WHAT IS BEING ASKED: Restate all of the entries exactly, dropping any pictures they hold.

---------- ENTRIES SUPPLIED ----------

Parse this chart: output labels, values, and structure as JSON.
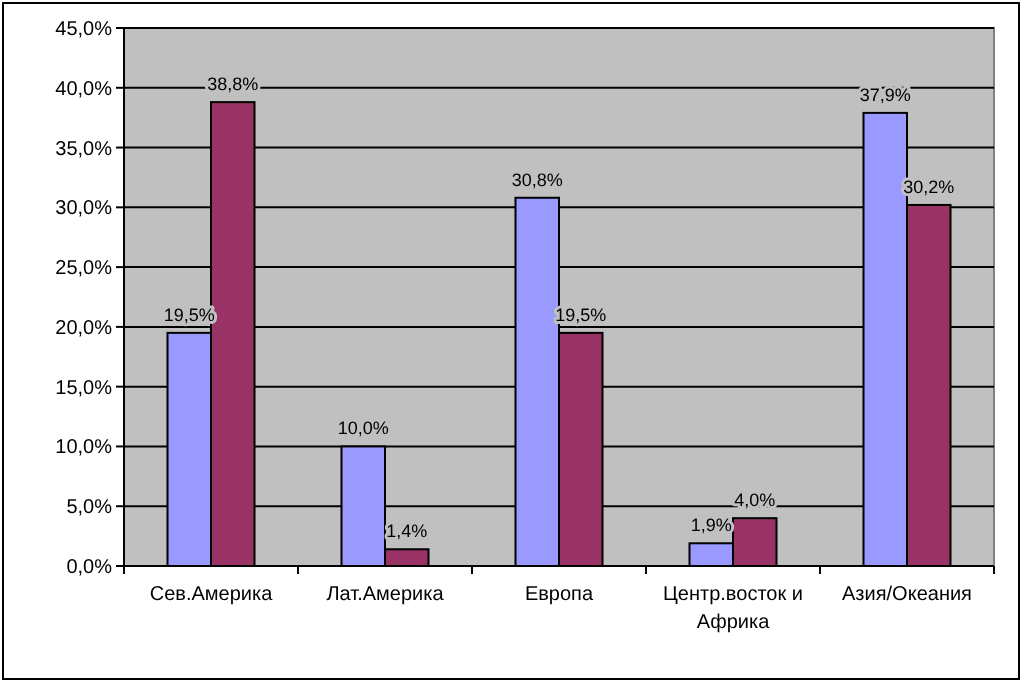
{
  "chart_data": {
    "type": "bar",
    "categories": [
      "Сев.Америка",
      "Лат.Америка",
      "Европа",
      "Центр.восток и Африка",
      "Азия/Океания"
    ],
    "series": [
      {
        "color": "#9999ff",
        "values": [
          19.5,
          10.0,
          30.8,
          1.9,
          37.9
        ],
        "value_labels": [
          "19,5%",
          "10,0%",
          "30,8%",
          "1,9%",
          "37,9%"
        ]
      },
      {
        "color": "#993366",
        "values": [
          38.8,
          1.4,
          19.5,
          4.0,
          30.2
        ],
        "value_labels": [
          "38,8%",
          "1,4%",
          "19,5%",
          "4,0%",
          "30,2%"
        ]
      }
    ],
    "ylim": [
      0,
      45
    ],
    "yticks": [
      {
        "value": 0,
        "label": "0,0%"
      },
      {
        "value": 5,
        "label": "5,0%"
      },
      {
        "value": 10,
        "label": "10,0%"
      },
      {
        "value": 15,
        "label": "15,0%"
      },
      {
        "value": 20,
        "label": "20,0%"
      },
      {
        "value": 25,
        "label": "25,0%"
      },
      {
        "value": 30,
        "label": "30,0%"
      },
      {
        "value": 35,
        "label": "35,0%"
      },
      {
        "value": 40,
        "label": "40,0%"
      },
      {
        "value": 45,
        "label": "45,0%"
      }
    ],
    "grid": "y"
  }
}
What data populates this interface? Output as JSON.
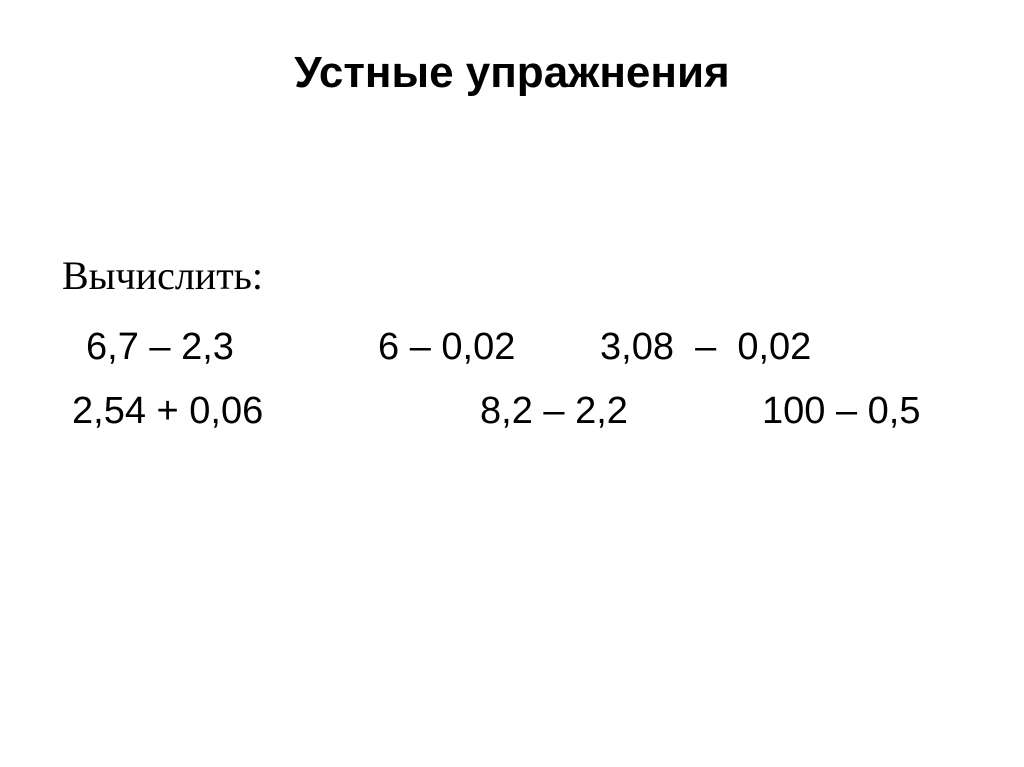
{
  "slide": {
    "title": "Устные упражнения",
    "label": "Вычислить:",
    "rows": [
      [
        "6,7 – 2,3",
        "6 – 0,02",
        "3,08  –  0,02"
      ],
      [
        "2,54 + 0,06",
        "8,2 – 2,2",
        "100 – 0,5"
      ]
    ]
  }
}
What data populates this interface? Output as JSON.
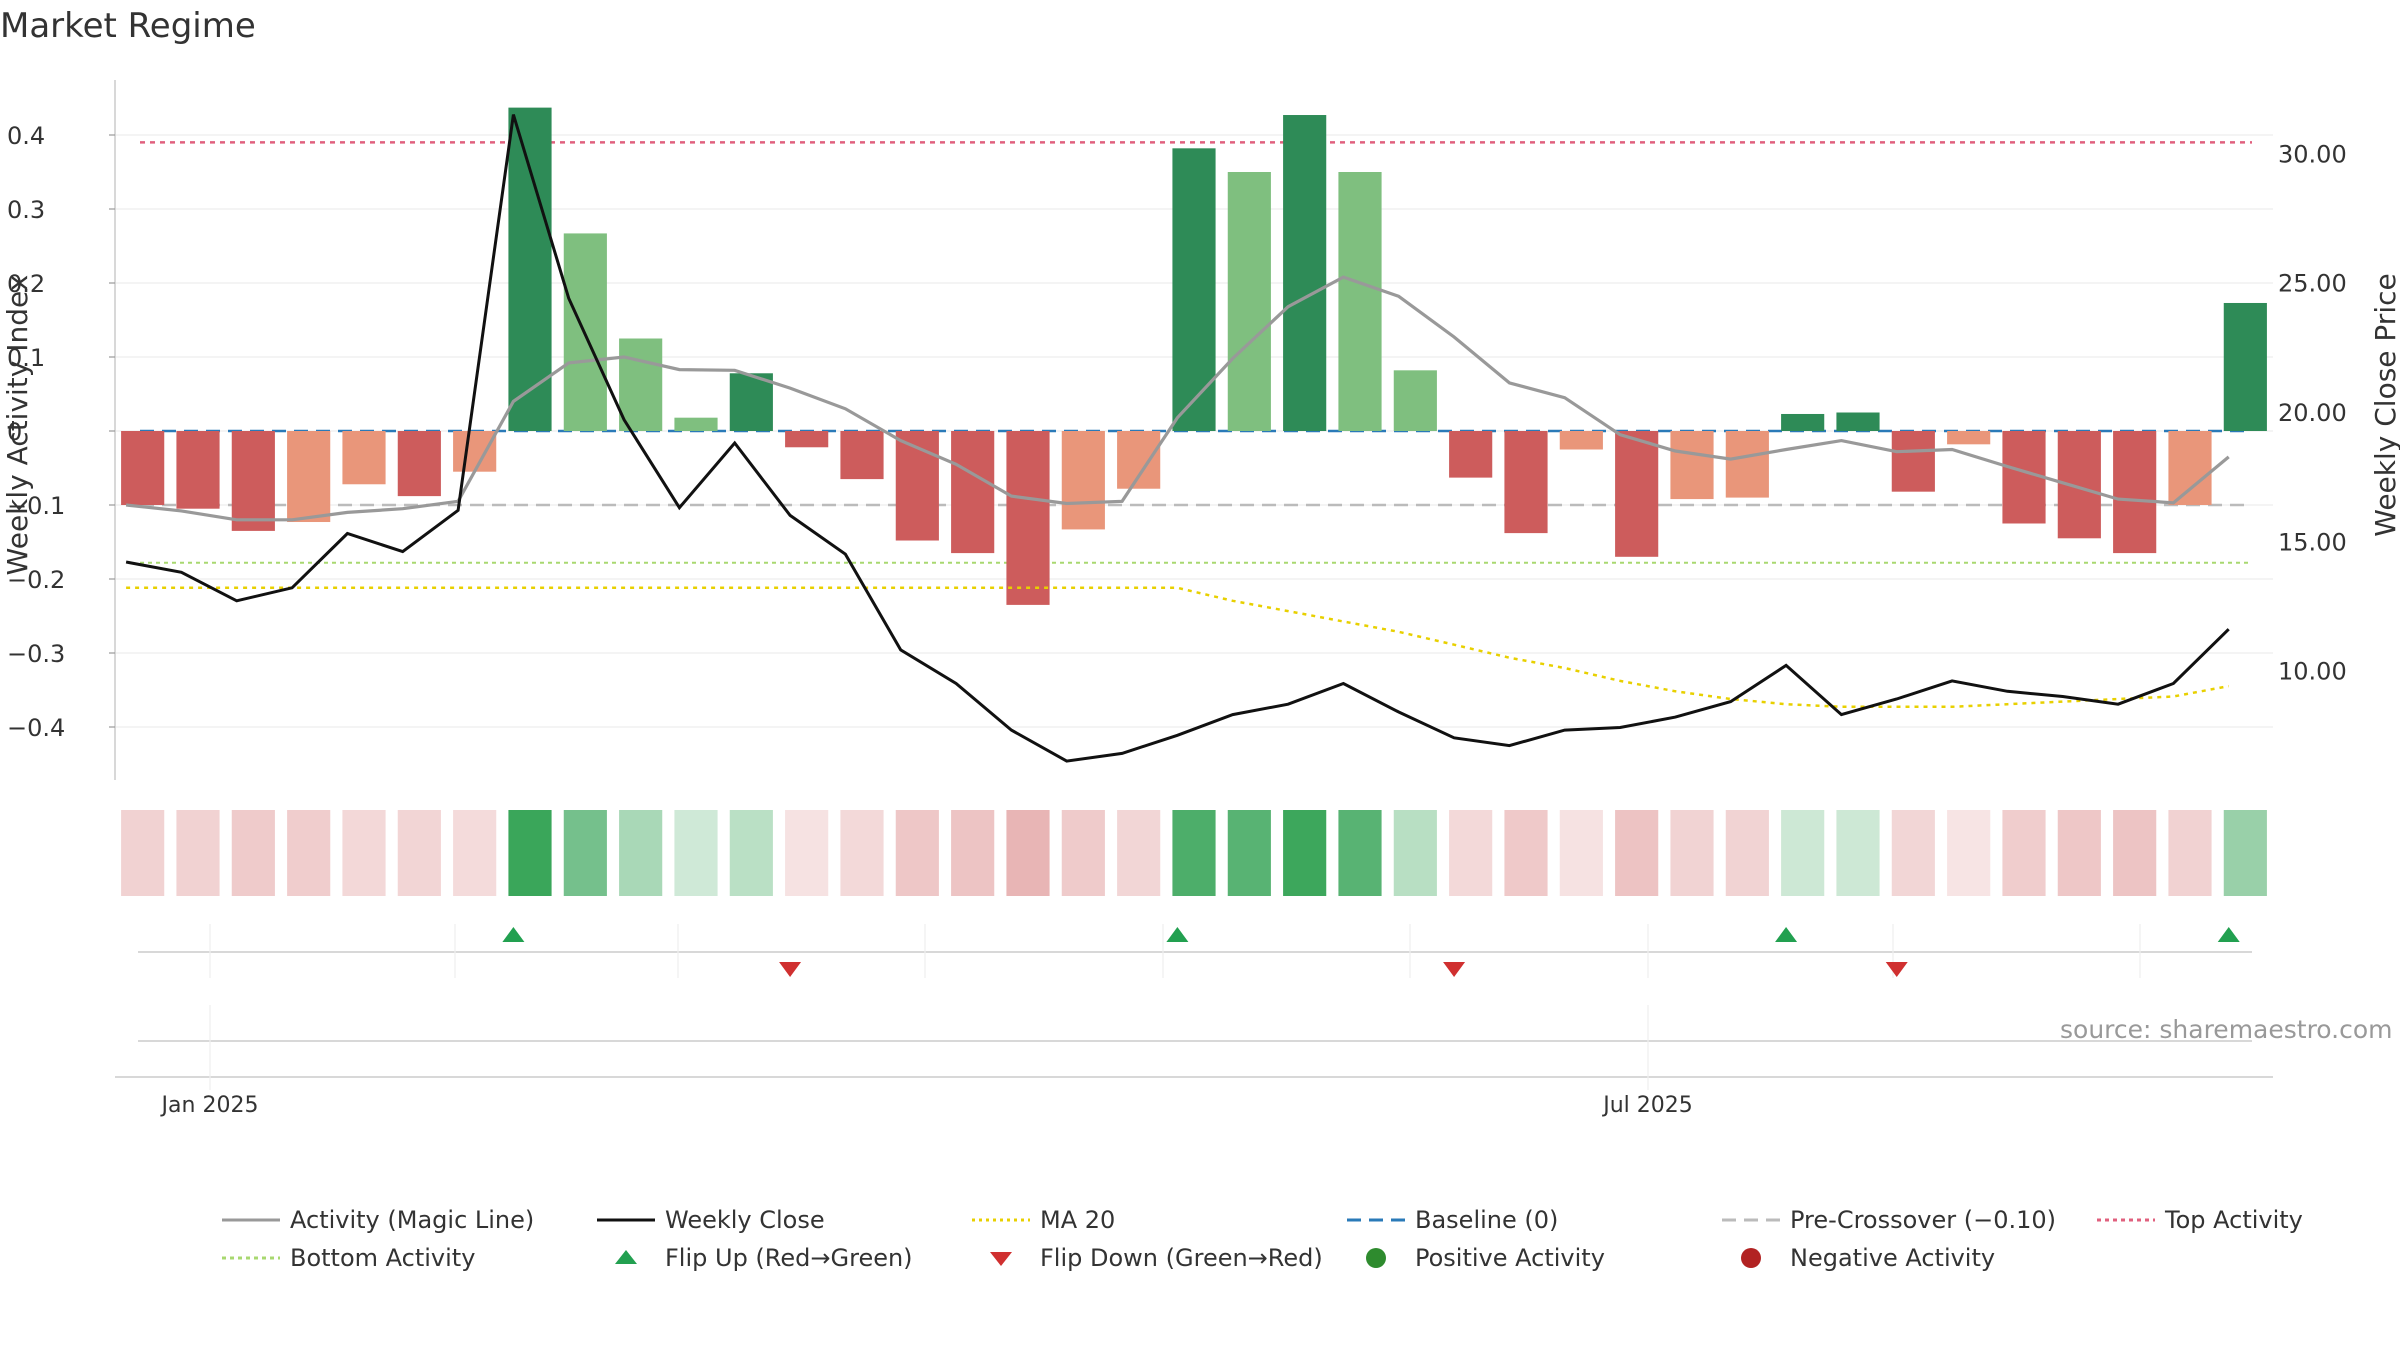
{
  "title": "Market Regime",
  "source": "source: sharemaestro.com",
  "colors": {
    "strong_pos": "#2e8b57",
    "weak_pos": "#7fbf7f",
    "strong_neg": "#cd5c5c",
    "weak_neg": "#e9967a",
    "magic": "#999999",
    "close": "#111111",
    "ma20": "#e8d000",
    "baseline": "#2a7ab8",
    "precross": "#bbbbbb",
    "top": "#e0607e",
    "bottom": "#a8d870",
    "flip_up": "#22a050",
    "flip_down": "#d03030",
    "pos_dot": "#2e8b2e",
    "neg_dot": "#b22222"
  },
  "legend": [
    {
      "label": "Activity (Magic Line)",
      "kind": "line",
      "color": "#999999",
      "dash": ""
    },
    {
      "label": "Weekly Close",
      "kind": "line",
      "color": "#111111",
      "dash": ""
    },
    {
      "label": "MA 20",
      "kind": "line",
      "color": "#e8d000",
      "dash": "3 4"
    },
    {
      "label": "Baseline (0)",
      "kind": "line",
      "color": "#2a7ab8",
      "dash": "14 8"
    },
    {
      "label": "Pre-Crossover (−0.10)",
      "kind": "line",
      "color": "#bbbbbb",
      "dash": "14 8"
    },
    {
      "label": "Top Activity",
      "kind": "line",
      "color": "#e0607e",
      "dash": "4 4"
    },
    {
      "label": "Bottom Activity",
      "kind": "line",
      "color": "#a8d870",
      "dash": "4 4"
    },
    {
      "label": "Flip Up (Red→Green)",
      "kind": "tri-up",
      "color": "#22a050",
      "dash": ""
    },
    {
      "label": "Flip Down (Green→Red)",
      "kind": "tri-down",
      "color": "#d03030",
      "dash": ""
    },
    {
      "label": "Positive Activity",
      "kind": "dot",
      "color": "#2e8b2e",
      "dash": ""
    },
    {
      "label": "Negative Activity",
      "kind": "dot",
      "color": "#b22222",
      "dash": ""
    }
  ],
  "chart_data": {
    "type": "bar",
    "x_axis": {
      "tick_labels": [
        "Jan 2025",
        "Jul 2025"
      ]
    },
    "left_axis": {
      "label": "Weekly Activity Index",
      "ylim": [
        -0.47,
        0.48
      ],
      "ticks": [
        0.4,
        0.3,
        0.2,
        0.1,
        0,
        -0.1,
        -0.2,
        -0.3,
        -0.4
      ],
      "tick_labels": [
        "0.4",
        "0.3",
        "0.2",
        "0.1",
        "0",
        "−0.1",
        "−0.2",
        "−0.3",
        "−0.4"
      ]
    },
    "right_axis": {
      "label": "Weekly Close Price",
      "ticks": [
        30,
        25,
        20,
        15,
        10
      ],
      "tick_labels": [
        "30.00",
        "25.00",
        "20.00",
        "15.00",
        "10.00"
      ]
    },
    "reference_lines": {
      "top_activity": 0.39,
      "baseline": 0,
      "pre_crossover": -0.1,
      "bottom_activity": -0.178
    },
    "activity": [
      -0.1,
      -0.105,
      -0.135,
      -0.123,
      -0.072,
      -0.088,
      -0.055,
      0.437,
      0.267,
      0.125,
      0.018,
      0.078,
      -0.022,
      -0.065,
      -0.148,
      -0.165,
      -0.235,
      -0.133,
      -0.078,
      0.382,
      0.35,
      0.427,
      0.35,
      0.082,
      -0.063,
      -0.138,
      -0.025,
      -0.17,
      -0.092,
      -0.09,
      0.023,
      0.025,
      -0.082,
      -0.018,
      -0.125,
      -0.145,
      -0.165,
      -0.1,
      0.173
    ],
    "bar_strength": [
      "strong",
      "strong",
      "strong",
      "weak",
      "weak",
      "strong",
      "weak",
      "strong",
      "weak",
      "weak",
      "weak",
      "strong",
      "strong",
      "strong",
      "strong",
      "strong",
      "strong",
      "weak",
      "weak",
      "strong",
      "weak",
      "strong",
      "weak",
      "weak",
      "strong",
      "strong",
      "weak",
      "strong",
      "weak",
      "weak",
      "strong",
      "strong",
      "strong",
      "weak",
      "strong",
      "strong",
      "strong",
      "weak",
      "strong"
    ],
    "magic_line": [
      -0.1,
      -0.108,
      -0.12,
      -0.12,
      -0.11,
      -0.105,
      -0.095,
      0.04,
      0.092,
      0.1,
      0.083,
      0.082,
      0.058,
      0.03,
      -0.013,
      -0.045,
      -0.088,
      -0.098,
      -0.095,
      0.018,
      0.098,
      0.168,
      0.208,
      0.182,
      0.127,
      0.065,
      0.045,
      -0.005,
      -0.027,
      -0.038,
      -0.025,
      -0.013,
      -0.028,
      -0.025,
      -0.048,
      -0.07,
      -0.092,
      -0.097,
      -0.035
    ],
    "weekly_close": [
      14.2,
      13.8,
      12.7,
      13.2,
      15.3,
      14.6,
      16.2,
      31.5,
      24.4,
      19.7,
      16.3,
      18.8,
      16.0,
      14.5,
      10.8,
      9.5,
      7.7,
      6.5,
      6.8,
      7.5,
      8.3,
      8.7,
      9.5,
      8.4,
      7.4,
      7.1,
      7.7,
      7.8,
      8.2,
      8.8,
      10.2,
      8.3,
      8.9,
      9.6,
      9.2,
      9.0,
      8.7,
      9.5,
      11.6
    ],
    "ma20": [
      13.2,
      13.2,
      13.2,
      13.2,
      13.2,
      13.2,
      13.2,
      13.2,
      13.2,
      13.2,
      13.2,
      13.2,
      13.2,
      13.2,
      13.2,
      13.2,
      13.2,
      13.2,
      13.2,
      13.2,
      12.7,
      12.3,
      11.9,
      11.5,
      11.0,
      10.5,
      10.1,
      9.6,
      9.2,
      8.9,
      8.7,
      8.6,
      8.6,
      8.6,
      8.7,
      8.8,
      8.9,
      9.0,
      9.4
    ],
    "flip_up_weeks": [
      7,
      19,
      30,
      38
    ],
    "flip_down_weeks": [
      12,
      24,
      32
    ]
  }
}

----------

FINISHED ANSWER:
Parse this chart: output labels, values, and structure as JSON.
{
  "chart_data": {
    "type": "bar",
    "categories": [
      "Сев.Америка",
      "Лат.Америка",
      "Европа",
      "Центр.восток и Африка",
      "Азия/Океания"
    ],
    "series": [
      {
        "color": "#9999ff",
        "values": [
          19.5,
          10.0,
          30.8,
          1.9,
          37.9
        ],
        "value_labels": [
          "19,5%",
          "10,0%",
          "30,8%",
          "1,9%",
          "37,9%"
        ]
      },
      {
        "color": "#993366",
        "values": [
          38.8,
          1.4,
          19.5,
          4.0,
          30.2
        ],
        "value_labels": [
          "38,8%",
          "1,4%",
          "19,5%",
          "4,0%",
          "30,2%"
        ]
      }
    ],
    "ylim": [
      0,
      45
    ],
    "yticks": [
      {
        "value": 0,
        "label": "0,0%"
      },
      {
        "value": 5,
        "label": "5,0%"
      },
      {
        "value": 10,
        "label": "10,0%"
      },
      {
        "value": 15,
        "label": "15,0%"
      },
      {
        "value": 20,
        "label": "20,0%"
      },
      {
        "value": 25,
        "label": "25,0%"
      },
      {
        "value": 30,
        "label": "30,0%"
      },
      {
        "value": 35,
        "label": "35,0%"
      },
      {
        "value": 40,
        "label": "40,0%"
      },
      {
        "value": 45,
        "label": "45,0%"
      }
    ],
    "grid": "y"
  }
}
What data populates this interface? Output as JSON.
{
  "slide": {
    "title": "Устные упражнения",
    "label": "Вычислить:",
    "rows": [
      [
        "6,7 – 2,3",
        "6 – 0,02",
        "3,08  –  0,02"
      ],
      [
        "2,54 + 0,06",
        "8,2 – 2,2",
        "100 – 0,5"
      ]
    ]
  }
}
What data populates this interface? Output as JSON.
{
  "title": "Market Regime",
  "source": "source: sharemaestro.com",
  "colors": {
    "strong_pos": "#2e8b57",
    "weak_pos": "#7fbf7f",
    "strong_neg": "#cd5c5c",
    "weak_neg": "#e9967a",
    "magic": "#999999",
    "close": "#111111",
    "ma20": "#e8d000",
    "baseline": "#2a7ab8",
    "precross": "#bbbbbb",
    "top": "#e0607e",
    "bottom": "#a8d870",
    "flip_up": "#22a050",
    "flip_down": "#d03030",
    "pos_dot": "#2e8b2e",
    "neg_dot": "#b22222"
  },
  "legend": [
    {
      "label": "Activity (Magic Line)",
      "kind": "line",
      "color": "#999999",
      "dash": ""
    },
    {
      "label": "Weekly Close",
      "kind": "line",
      "color": "#111111",
      "dash": ""
    },
    {
      "label": "MA 20",
      "kind": "line",
      "color": "#e8d000",
      "dash": "3 4"
    },
    {
      "label": "Baseline (0)",
      "kind": "line",
      "color": "#2a7ab8",
      "dash": "14 8"
    },
    {
      "label": "Pre-Crossover (−0.10)",
      "kind": "line",
      "color": "#bbbbbb",
      "dash": "14 8"
    },
    {
      "label": "Top Activity",
      "kind": "line",
      "color": "#e0607e",
      "dash": "4 4"
    },
    {
      "label": "Bottom Activity",
      "kind": "line",
      "color": "#a8d870",
      "dash": "4 4"
    },
    {
      "label": "Flip Up (Red→Green)",
      "kind": "tri-up",
      "color": "#22a050",
      "dash": ""
    },
    {
      "label": "Flip Down (Green→Red)",
      "kind": "tri-down",
      "color": "#d03030",
      "dash": ""
    },
    {
      "label": "Positive Activity",
      "kind": "dot",
      "color": "#2e8b2e",
      "dash": ""
    },
    {
      "label": "Negative Activity",
      "kind": "dot",
      "color": "#b22222",
      "dash": ""
    }
  ],
  "chart_data": {
    "type": "bar",
    "x_axis": {
      "tick_labels": [
        "Jan 2025",
        "Jul 2025"
      ]
    },
    "left_axis": {
      "label": "Weekly Activity Index",
      "ylim": [
        -0.47,
        0.48
      ],
      "ticks": [
        0.4,
        0.3,
        0.2,
        0.1,
        0,
        -0.1,
        -0.2,
        -0.3,
        -0.4
      ],
      "tick_labels": [
        "0.4",
        "0.3",
        "0.2",
        "0.1",
        "0",
        "−0.1",
        "−0.2",
        "−0.3",
        "−0.4"
      ]
    },
    "right_axis": {
      "label": "Weekly Close Price",
      "ticks": [
        30,
        25,
        20,
        15,
        10
      ],
      "tick_labels": [
        "30.00",
        "25.00",
        "20.00",
        "15.00",
        "10.00"
      ]
    },
    "reference_lines": {
      "top_activity": 0.39,
      "baseline": 0,
      "pre_crossover": -0.1,
      "bottom_activity": -0.178
    },
    "activity": [
      -0.1,
      -0.105,
      -0.135,
      -0.123,
      -0.072,
      -0.088,
      -0.055,
      0.437,
      0.267,
      0.125,
      0.018,
      0.078,
      -0.022,
      -0.065,
      -0.148,
      -0.165,
      -0.235,
      -0.133,
      -0.078,
      0.382,
      0.35,
      0.427,
      0.35,
      0.082,
      -0.063,
      -0.138,
      -0.025,
      -0.17,
      -0.092,
      -0.09,
      0.023,
      0.025,
      -0.082,
      -0.018,
      -0.125,
      -0.145,
      -0.165,
      -0.1,
      0.173
    ],
    "bar_strength": [
      "strong",
      "strong",
      "strong",
      "weak",
      "weak",
      "strong",
      "weak",
      "strong",
      "weak",
      "weak",
      "weak",
      "strong",
      "strong",
      "strong",
      "strong",
      "strong",
      "strong",
      "weak",
      "weak",
      "strong",
      "weak",
      "strong",
      "weak",
      "weak",
      "strong",
      "strong",
      "weak",
      "strong",
      "weak",
      "weak",
      "strong",
      "strong",
      "strong",
      "weak",
      "strong",
      "strong",
      "strong",
      "weak",
      "strong"
    ],
    "magic_line": [
      -0.1,
      -0.108,
      -0.12,
      -0.12,
      -0.11,
      -0.105,
      -0.095,
      0.04,
      0.092,
      0.1,
      0.083,
      0.082,
      0.058,
      0.03,
      -0.013,
      -0.045,
      -0.088,
      -0.098,
      -0.095,
      0.018,
      0.098,
      0.168,
      0.208,
      0.182,
      0.127,
      0.065,
      0.045,
      -0.005,
      -0.027,
      -0.038,
      -0.025,
      -0.013,
      -0.028,
      -0.025,
      -0.048,
      -0.07,
      -0.092,
      -0.097,
      -0.035
    ],
    "weekly_close": [
      14.2,
      13.8,
      12.7,
      13.2,
      15.3,
      14.6,
      16.2,
      31.5,
      24.4,
      19.7,
      16.3,
      18.8,
      16.0,
      14.5,
      10.8,
      9.5,
      7.7,
      6.5,
      6.8,
      7.5,
      8.3,
      8.7,
      9.5,
      8.4,
      7.4,
      7.1,
      7.7,
      7.8,
      8.2,
      8.8,
      10.2,
      8.3,
      8.9,
      9.6,
      9.2,
      9.0,
      8.7,
      9.5,
      11.6
    ],
    "ma20": [
      13.2,
      13.2,
      13.2,
      13.2,
      13.2,
      13.2,
      13.2,
      13.2,
      13.2,
      13.2,
      13.2,
      13.2,
      13.2,
      13.2,
      13.2,
      13.2,
      13.2,
      13.2,
      13.2,
      13.2,
      12.7,
      12.3,
      11.9,
      11.5,
      11.0,
      10.5,
      10.1,
      9.6,
      9.2,
      8.9,
      8.7,
      8.6,
      8.6,
      8.6,
      8.7,
      8.8,
      8.9,
      9.0,
      9.4
    ],
    "flip_up_weeks": [
      7,
      19,
      30,
      38
    ],
    "flip_down_weeks": [
      12,
      24,
      32
    ]
  }
}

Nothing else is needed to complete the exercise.